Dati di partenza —
↓
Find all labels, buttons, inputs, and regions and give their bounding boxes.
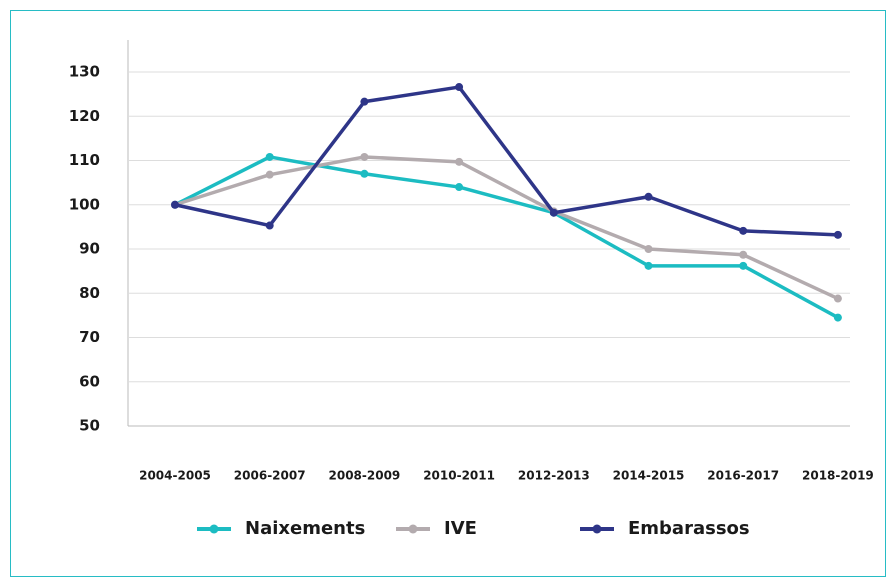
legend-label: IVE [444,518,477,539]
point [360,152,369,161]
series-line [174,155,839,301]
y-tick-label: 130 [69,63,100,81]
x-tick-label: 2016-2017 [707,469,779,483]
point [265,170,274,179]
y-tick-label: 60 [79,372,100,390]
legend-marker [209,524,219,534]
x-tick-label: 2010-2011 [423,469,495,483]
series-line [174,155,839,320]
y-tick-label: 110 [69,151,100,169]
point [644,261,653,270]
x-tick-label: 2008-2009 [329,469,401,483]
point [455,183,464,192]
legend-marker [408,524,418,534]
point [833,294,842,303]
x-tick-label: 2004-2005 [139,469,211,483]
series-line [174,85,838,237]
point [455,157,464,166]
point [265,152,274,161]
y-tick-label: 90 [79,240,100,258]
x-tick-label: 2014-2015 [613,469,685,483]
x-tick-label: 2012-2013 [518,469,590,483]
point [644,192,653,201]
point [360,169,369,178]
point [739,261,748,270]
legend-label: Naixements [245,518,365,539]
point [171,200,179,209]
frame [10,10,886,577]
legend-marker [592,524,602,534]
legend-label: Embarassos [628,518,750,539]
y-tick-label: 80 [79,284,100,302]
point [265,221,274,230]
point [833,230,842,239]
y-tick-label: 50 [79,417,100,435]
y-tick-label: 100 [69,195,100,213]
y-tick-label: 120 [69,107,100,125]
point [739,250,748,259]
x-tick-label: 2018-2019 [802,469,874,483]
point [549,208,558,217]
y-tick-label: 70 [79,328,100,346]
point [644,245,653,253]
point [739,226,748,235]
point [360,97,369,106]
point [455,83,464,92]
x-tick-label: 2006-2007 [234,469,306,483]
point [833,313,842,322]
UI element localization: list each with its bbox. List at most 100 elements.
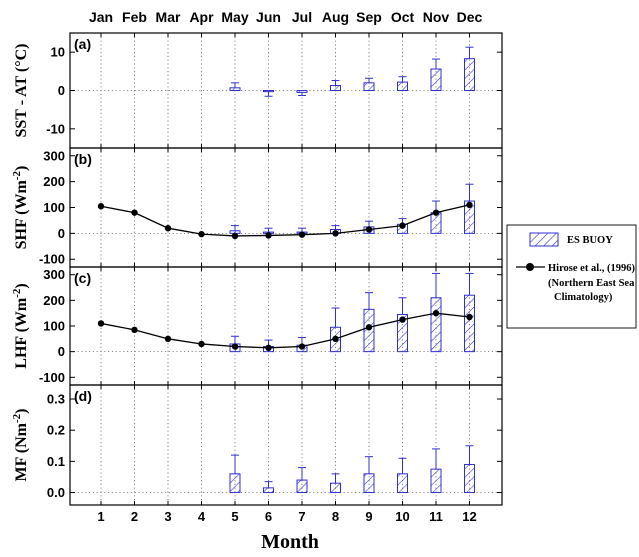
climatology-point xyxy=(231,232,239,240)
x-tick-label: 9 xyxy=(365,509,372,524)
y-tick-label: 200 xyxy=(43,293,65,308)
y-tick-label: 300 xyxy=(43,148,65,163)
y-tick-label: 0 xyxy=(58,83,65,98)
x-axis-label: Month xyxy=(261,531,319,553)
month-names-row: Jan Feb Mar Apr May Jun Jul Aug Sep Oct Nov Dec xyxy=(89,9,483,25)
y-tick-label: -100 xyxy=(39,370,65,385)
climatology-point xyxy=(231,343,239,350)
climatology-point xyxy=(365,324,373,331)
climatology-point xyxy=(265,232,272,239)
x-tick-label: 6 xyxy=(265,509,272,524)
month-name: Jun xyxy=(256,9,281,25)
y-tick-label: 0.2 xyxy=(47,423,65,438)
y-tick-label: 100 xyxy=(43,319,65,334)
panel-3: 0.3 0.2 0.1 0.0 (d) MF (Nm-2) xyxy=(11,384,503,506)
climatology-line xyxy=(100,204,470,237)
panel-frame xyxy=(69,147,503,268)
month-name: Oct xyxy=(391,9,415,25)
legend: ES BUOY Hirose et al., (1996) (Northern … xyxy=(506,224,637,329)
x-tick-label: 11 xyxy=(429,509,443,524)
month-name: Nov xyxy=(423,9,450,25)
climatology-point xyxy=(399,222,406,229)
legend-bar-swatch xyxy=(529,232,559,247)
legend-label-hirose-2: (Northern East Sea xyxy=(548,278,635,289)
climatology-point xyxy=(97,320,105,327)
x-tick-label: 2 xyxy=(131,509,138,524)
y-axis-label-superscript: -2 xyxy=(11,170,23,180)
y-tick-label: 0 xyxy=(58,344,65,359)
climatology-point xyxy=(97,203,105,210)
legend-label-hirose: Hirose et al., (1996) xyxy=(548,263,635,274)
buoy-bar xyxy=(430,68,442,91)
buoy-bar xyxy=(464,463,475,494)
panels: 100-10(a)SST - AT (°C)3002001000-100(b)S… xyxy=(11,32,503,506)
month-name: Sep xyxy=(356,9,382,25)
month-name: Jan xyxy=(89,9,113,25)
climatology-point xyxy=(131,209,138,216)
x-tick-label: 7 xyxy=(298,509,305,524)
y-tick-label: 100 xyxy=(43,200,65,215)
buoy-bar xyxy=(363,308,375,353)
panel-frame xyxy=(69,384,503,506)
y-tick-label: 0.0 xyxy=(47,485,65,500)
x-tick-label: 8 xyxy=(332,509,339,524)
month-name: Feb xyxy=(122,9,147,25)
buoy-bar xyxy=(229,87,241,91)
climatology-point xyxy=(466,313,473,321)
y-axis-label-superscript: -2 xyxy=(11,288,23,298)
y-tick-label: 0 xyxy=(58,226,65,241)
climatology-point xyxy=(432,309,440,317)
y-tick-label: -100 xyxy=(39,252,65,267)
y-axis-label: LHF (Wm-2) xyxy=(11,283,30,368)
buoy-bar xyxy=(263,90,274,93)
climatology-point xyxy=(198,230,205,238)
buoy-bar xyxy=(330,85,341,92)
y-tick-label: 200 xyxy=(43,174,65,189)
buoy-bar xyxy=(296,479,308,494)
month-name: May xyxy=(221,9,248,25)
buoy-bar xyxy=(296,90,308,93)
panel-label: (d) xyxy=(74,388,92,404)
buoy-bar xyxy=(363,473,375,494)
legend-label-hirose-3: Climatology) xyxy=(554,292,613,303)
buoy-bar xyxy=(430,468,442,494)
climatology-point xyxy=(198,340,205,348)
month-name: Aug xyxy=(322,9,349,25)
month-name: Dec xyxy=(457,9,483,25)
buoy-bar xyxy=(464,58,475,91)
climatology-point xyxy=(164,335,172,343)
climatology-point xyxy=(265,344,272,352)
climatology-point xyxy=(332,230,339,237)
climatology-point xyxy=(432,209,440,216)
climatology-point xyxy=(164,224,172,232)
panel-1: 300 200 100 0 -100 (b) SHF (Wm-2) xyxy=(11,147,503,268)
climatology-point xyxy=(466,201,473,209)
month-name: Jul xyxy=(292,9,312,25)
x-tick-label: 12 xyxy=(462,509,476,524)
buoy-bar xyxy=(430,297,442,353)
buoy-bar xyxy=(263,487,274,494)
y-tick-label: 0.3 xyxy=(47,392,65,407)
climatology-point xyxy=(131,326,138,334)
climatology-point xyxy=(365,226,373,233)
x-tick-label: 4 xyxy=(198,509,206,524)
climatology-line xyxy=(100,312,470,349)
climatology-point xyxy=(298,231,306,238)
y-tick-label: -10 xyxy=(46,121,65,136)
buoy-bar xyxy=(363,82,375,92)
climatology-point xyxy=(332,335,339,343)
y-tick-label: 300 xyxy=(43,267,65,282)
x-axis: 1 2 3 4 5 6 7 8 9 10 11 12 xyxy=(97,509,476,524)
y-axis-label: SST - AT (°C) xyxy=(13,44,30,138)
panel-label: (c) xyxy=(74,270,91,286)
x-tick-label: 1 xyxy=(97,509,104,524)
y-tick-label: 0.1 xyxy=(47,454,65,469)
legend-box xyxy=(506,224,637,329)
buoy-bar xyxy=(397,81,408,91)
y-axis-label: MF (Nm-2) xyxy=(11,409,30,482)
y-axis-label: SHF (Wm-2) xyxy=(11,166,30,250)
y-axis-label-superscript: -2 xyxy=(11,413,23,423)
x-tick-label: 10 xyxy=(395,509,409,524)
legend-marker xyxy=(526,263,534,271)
↑
Obiettivo —
Trasforma tutti i dati sopra in un elenco numerato, una riga per voce, tralasciando le righe vuote. Escludi le immagini dalla risposta.

Soluzione —
1. Find all labels, buttons, inputs, and regions and give their bounding boxes.
2. legend-label: IVE [444,518,477,539]
3. point [360,152,369,161]
4. series-line [174,155,839,301]
5. y-tick-label: 130 [69,63,100,81]
6. x-tick-label: 2016-2017 [707,469,779,483]
7. point [265,170,274,179]
8. y-tick-label: 60 [79,372,100,390]
9. legend-marker [209,524,219,534]
10. x-tick-label: 2010-2011 [423,469,495,483]
11. series-line [174,155,839,320]
12. y-tick-label: 110 [69,151,100,169]
13. point [644,261,653,270]
14. x-tick-label: 2008-2009 [329,469,401,483]
15. point [455,183,464,192]
16. legend-marker [408,524,418,534]
17. point [833,294,842,303]
18. x-tick-label: 2004-2005 [139,469,211,483]
19. series-line [174,85,838,237]
20. point [455,157,464,166]
21. point [265,152,274,161]
22. y-tick-label: 90 [79,240,100,258]
23. x-tick-label: 2014-2015 [613,469,685,483]
24. x-tick-label: 2012-2013 [518,469,590,483]
25. point [644,192,653,201]
26. point [360,169,369,178]
27. point [739,261,748,270]
28. legend-label: Naixements [245,518,365,539]
29. point [171,200,179,209]
30. frame [10,10,886,577]
31. legend-marker [592,524,602,534]
32. legend-label: Embarassos [628,518,750,539]
33. y-tick-label: 80 [79,284,100,302]
34. point [265,221,274,230]
35. point [833,230,842,239]
36. y-tick-label: 50 [79,417,100,435]
37. y-tick-label: 100 [69,195,100,213]
38. y-tick-label: 120 [69,107,100,125]
39. point [739,250,748,259]
40. x-tick-label: 2018-2019 [802,469,874,483]
41. point [549,208,558,217]
42. y-tick-label: 70 [79,328,100,346]
43. point [644,245,653,253]
44. point [739,226,748,235]
45. point [360,97,369,106]
46. point [455,83,464,92]
47. x-tick-label: 2006-2007 [234,469,306,483]
48. point [833,313,842,322]
49. UI element localization: list each with its bbox. List at most 100 elements.
50. climatology-point xyxy=(231,232,239,240)
51. x-tick-label: 9 xyxy=(365,509,372,524)
52. y-tick-label: 200 xyxy=(43,293,65,308)
53. y-tick-label: 300 xyxy=(43,148,65,163)
54. y-tick-label: 0 xyxy=(58,83,65,98)
55. x-axis-label: Month xyxy=(261,531,319,553)
56. month-names-row: Jan Feb Mar Apr May Jun Jul Aug Sep Oct Nov Dec xyxy=(89,9,483,25)
57. y-tick-label: -100 xyxy=(39,370,65,385)
58. climatology-point xyxy=(231,343,239,350)
59. climatology-point xyxy=(365,324,373,331)
60. climatology-point xyxy=(265,232,272,239)
61. x-tick-label: 6 xyxy=(265,509,272,524)
62. month-name: Jun xyxy=(256,9,281,25)
63. y-tick-label: 0.2 xyxy=(47,423,65,438)
64. y-tick-label: 100 xyxy=(43,319,65,334)
65. panel-3: 0.3 0.2 0.1 0.0 (d) MF (Nm-2) xyxy=(11,384,503,506)
66. climatology-line xyxy=(100,204,470,237)
67. panel-frame xyxy=(69,147,503,268)
68. month-name: Oct xyxy=(391,9,415,25)
69. legend: ES BUOY Hirose et al., (1996) (Northern … xyxy=(506,224,637,329)
70. x-tick-label: 11 xyxy=(429,509,443,524)
71. month-name: Nov xyxy=(423,9,450,25)
72. climatology-point xyxy=(399,222,406,229)
73. legend-bar-swatch xyxy=(529,232,559,247)
74. legend-label-hirose-2: (Northern East Sea xyxy=(548,278,635,289)
75. climatology-point xyxy=(97,320,105,327)
76. x-tick-label: 2 xyxy=(131,509,138,524)
77. y-axis-label-superscript: -2 xyxy=(11,170,23,180)
78. y-tick-label: 0 xyxy=(58,344,65,359)
79. climatology-point xyxy=(97,203,105,210)
80. legend-label-hirose: Hirose et al., (1996) xyxy=(548,263,635,274)
81. buoy-bar xyxy=(430,68,442,91)
82. buoy-bar xyxy=(464,463,475,494)
83. panels: 100-10(a)SST - AT (°C)3002001000-100(b)S… xyxy=(11,32,503,506)
84. month-name: Sep xyxy=(356,9,382,25)
85. month-name: Jan xyxy=(89,9,113,25)
86. climatology-point xyxy=(131,209,138,216)
87. x-tick-label: 7 xyxy=(298,509,305,524)
88. y-tick-label: 100 xyxy=(43,200,65,215)
89. buoy-bar xyxy=(363,308,375,353)
90. panel-frame xyxy=(69,384,503,506)
91. y-tick-label: 0.0 xyxy=(47,485,65,500)
92. x-tick-label: 8 xyxy=(332,509,339,524)
93. month-name: Feb xyxy=(122,9,147,25)
94. buoy-bar xyxy=(229,87,241,91)
95. climatology-point xyxy=(466,313,473,321)
96. y-axis-label-superscript: -2 xyxy=(11,288,23,298)
97. y-tick-label: 0 xyxy=(58,226,65,241)
98. climatology-point xyxy=(432,309,440,317)
99. y-tick-label: -100 xyxy=(39,252,65,267)
100. y-axis-label: LHF (Wm-2) xyxy=(11,283,30,368)
101. buoy-bar xyxy=(263,90,274,93)
102. climatology-point xyxy=(198,230,205,238)
103. buoy-bar xyxy=(330,85,341,92)
104. y-tick-label: 200 xyxy=(43,174,65,189)
105. buoy-bar xyxy=(296,479,308,494)
106. month-name: May xyxy=(221,9,248,25)
107. buoy-bar xyxy=(296,90,308,93)
108. panel-label: (d) xyxy=(74,388,92,404)
109. buoy-bar xyxy=(363,473,375,494)
110. legend-label-hirose-3: Climatology) xyxy=(554,292,613,303)
111. buoy-bar xyxy=(430,468,442,494)
112. climatology-point xyxy=(198,340,205,348)
113. month-name: Aug xyxy=(322,9,349,25)
114. month-name: Dec xyxy=(457,9,483,25)
115. buoy-bar xyxy=(464,58,475,91)
116. climatology-point xyxy=(164,335,172,343)
117. climatology-point xyxy=(265,344,272,352)
118. climatology-point xyxy=(332,230,339,237)
119. climatology-point xyxy=(432,209,440,216)
120. climatology-point xyxy=(164,224,172,232)
121. panel-1: 300 200 100 0 -100 (b) SHF (Wm-2) xyxy=(11,147,503,268)
122. climatology-point xyxy=(466,201,473,209)
123. month-name: Jul xyxy=(292,9,312,25)
124. x-tick-label: 12 xyxy=(462,509,476,524)
125. buoy-bar xyxy=(430,297,442,353)
126. buoy-bar xyxy=(263,487,274,494)
127. y-tick-label: 0.3 xyxy=(47,392,65,407)
128. climatology-point xyxy=(131,326,138,334)
129. climatology-point xyxy=(365,226,373,233)
130. x-tick-label: 4 xyxy=(198,509,206,524)
131. climatology-line xyxy=(100,312,470,349)
132. climatology-point xyxy=(298,231,306,238)
133. y-tick-label: -10 xyxy=(46,121,65,136)
134. buoy-bar xyxy=(363,82,375,92)
135. climatology-point xyxy=(332,335,339,343)
136. y-tick-label: 300 xyxy=(43,267,65,282)
137. x-axis: 1 2 3 4 5 6 7 8 9 10 11 12 xyxy=(97,509,476,524)
138. y-axis-label: SST - AT (°C) xyxy=(13,44,30,138)
139. panel-label: (c) xyxy=(74,270,91,286)
140. x-tick-label: 1 xyxy=(97,509,104,524)
141. y-tick-label: 0.1 xyxy=(47,454,65,469)
142. legend-box xyxy=(506,224,637,329)
143. buoy-bar xyxy=(397,81,408,91)
144. y-axis-label: MF (Nm-2) xyxy=(11,409,30,482)
145. y-axis-label: SHF (Wm-2) xyxy=(11,166,30,250)
146. y-axis-label-superscript: -2 xyxy=(11,413,23,423)
147. x-tick-label: 10 xyxy=(395,509,409,524)
148. legend-marker xyxy=(526,263,534,271)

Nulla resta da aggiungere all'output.